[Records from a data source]
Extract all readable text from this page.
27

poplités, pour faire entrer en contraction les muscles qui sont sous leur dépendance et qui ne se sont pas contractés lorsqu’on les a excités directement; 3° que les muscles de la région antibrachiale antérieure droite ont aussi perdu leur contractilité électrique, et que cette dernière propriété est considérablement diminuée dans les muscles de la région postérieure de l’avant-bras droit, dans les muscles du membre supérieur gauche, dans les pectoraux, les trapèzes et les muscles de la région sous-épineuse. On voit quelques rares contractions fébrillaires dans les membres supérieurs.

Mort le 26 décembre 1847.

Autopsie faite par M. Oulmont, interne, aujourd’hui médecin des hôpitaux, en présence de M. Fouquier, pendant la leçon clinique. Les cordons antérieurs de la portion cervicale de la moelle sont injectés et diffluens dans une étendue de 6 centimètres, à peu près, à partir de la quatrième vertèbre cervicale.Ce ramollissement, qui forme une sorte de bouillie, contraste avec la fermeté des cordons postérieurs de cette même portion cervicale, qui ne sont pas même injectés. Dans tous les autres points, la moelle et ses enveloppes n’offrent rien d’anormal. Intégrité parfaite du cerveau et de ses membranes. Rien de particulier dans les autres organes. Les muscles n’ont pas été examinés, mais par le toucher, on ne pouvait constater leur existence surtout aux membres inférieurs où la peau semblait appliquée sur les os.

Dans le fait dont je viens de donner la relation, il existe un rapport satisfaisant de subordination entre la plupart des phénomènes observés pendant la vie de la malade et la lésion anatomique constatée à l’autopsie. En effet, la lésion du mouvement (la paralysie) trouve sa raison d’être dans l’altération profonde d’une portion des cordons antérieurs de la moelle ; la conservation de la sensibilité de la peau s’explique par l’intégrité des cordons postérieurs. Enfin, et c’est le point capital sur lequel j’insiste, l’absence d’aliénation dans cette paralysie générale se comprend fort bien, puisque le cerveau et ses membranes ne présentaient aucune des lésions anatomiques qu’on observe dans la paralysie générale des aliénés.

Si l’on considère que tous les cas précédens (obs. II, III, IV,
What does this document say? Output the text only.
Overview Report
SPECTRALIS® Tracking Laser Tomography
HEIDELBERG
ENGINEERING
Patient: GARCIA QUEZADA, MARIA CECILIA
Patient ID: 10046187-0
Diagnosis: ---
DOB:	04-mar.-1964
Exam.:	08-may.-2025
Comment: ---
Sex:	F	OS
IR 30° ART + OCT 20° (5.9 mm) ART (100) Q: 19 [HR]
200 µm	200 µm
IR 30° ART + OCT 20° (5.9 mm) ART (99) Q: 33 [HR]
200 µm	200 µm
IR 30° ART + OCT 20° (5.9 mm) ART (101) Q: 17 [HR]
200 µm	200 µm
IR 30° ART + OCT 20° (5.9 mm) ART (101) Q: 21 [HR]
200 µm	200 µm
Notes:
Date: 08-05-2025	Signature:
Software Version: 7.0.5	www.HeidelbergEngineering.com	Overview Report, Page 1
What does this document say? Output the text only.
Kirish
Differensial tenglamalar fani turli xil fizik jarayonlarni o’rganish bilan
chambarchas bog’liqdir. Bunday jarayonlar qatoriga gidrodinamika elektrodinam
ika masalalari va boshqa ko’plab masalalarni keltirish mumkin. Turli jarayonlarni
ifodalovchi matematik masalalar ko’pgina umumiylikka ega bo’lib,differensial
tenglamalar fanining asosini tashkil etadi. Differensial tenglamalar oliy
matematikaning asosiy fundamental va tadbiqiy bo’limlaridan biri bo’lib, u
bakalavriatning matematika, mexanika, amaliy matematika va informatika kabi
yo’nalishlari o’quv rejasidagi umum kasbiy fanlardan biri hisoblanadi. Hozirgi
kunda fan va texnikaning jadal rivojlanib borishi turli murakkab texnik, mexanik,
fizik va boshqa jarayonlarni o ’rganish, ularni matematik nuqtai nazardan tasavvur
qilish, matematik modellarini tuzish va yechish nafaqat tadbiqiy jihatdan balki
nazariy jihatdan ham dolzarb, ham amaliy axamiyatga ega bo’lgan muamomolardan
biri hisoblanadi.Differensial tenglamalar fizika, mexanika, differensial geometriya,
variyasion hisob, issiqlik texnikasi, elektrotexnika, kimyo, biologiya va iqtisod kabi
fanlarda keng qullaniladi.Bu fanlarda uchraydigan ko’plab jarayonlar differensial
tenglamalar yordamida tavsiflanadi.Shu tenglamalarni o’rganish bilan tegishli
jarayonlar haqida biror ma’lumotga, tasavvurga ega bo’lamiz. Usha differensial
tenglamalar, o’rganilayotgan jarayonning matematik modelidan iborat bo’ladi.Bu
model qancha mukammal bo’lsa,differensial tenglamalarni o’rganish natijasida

■ **DIRECTIVE**: From the listing above, extract all records word for word.

■ **EXERCISE OUTPUT**:
Extract all readable text from this page.
27

poplités, pour faire entrer en contraction les muscles qui sont sous leur dépendance et qui ne se sont pas contractés lorsqu’on les a excités directement; 3° que les muscles de la région antibrachiale antérieure droite ont aussi perdu leur contractilité électrique, et que cette dernière propriété est considérablement diminuée dans les muscles de la région postérieure de l’avant-bras droit, dans les muscles du membre supérieur gauche, dans les pectoraux, les trapèzes et les muscles de la région sous-épineuse. On voit quelques rares contractions fébrillaires dans les membres supérieurs.

Mort le 26 décembre 1847.

Autopsie faite par M. Oulmont, interne, aujourd’hui médecin des hôpitaux, en présence de M. Fouquier, pendant la leçon clinique. Les cordons antérieurs de la portion cervicale de la moelle sont injectés et diffluens dans une étendue de 6 centimètres, à peu près, à partir de la quatrième vertèbre cervicale.Ce ramollissement, qui forme une sorte de bouillie, contraste avec la fermeté des cordons postérieurs de cette même portion cervicale, qui ne sont pas même injectés. Dans tous les autres points, la moelle et ses enveloppes n’offrent rien d’anormal. Intégrité parfaite du cerveau et de ses membranes. Rien de particulier dans les autres organes. Les muscles n’ont pas été examinés, mais par le toucher, on ne pouvait constater leur existence surtout aux membres inférieurs où la peau semblait appliquée sur les os.

Dans le fait dont je viens de donner la relation, il existe un rapport satisfaisant de subordination entre la plupart des phénomènes observés pendant la vie de la malade et la lésion anatomique constatée à l’autopsie. En effet, la lésion du mouvement (la paralysie) trouve sa raison d’être dans l’altération profonde d’une portion des cordons antérieurs de la moelle ; la conservation de la sensibilité de la peau s’explique par l’intégrité des cordons postérieurs. Enfin, et c’est le point capital sur lequel j’insiste, l’absence d’aliénation dans cette paralysie générale se comprend fort bien, puisque le cerveau et ses membranes ne présentaient aucune des lésions anatomiques qu’on observe dans la paralysie générale des aliénés.

Si l’on considère que tous les cas précédens (obs. II, III, IV,
What does this document say? Output the text only.
Overview Report
SPECTRALIS® Tracking Laser Tomography
HEIDELBERG
ENGINEERING
Patient: GARCIA QUEZADA, MARIA CECILIA
Patient ID: 10046187-0
Diagnosis: ---
DOB:	04-mar.-1964
Exam.:	08-may.-2025
Comment: ---
Sex:	F	OS
IR 30° ART + OCT 20° (5.9 mm) ART (100) Q: 19 [HR]
200 µm	200 µm
IR 30° ART + OCT 20° (5.9 mm) ART (99) Q: 33 [HR]
200 µm	200 µm
IR 30° ART + OCT 20° (5.9 mm) ART (101) Q: 17 [HR]
200 µm	200 µm
IR 30° ART + OCT 20° (5.9 mm) ART (101) Q: 21 [HR]
200 µm	200 µm
Notes:
Date: 08-05-2025	Signature:
Software Version: 7.0.5	www.HeidelbergEngineering.com	Overview Report, Page 1
What does this document say? Output the text only.
Kirish
Differensial tenglamalar fani turli xil fizik jarayonlarni o’rganish bilan
chambarchas bog’liqdir. Bunday jarayonlar qatoriga gidrodinamika elektrodinam
ika masalalari va boshqa ko’plab masalalarni keltirish mumkin. Turli jarayonlarni
ifodalovchi matematik masalalar ko’pgina umumiylikka ega bo’lib,differensial
tenglamalar fanining asosini tashkil etadi. Differensial tenglamalar oliy
matematikaning asosiy fundamental va tadbiqiy bo’limlaridan biri bo’lib, u
bakalavriatning matematika, mexanika, amaliy matematika va informatika kabi
yo’nalishlari o’quv rejasidagi umum kasbiy fanlardan biri hisoblanadi. Hozirgi
kunda fan va texnikaning jadal rivojlanib borishi turli murakkab texnik, mexanik,
fizik va boshqa jarayonlarni o ’rganish, ularni matematik nuqtai nazardan tasavvur
qilish, matematik modellarini tuzish va yechish nafaqat tadbiqiy jihatdan balki
nazariy jihatdan ham dolzarb, ham amaliy axamiyatga ega bo’lgan muamomolardan
biri hisoblanadi.Differensial tenglamalar fizika, mexanika, differensial geometriya,
variyasion hisob, issiqlik texnikasi, elektrotexnika, kimyo, biologiya va iqtisod kabi
fanlarda keng qullaniladi.Bu fanlarda uchraydigan ko’plab jarayonlar differensial
tenglamalar yordamida tavsiflanadi.Shu tenglamalarni o’rganish bilan tegishli
jarayonlar haqida biror ma’lumotga, tasavvurga ega bo’lamiz. Usha differensial
tenglamalar, o’rganilayotgan jarayonning matematik modelidan iborat bo’ladi.Bu
model qancha mukammal bo’lsa,differensial tenglamalarni o’rganish natijasida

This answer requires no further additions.